**Exercise task:**
What is the number of lines in the data that hold the string "甲方有权从乙方工程款中扣除"? Reply with that number only.

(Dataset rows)
========

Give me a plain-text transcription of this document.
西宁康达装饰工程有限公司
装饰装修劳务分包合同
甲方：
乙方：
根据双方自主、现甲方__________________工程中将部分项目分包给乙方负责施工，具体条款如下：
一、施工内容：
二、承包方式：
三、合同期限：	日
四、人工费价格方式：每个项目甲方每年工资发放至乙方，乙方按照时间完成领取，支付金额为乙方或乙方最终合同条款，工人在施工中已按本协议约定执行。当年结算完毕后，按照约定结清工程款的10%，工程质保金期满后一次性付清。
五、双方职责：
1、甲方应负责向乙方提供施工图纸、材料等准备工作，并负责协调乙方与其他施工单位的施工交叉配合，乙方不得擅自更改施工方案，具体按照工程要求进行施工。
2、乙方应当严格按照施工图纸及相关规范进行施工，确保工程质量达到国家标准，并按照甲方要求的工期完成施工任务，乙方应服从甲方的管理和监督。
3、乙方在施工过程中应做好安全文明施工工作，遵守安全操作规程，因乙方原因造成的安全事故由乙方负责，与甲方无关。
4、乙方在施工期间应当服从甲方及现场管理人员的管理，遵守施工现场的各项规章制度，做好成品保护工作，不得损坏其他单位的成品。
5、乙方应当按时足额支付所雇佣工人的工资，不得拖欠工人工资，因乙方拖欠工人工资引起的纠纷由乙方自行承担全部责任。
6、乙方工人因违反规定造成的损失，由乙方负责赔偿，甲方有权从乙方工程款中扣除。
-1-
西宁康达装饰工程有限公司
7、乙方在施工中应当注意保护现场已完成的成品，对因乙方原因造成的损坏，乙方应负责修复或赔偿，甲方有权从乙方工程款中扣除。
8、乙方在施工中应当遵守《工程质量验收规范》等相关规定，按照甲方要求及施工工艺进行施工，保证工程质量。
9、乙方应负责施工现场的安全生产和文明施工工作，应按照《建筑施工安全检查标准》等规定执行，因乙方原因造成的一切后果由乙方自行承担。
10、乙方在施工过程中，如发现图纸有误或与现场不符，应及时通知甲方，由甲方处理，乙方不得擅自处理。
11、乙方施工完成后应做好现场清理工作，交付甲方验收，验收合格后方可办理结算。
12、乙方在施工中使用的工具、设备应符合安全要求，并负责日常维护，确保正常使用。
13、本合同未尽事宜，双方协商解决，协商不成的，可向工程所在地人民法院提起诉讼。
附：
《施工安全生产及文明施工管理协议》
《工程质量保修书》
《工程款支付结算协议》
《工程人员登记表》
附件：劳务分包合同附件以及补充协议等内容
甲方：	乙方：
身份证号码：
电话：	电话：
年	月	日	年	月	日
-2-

========

**Exercise answer:**
2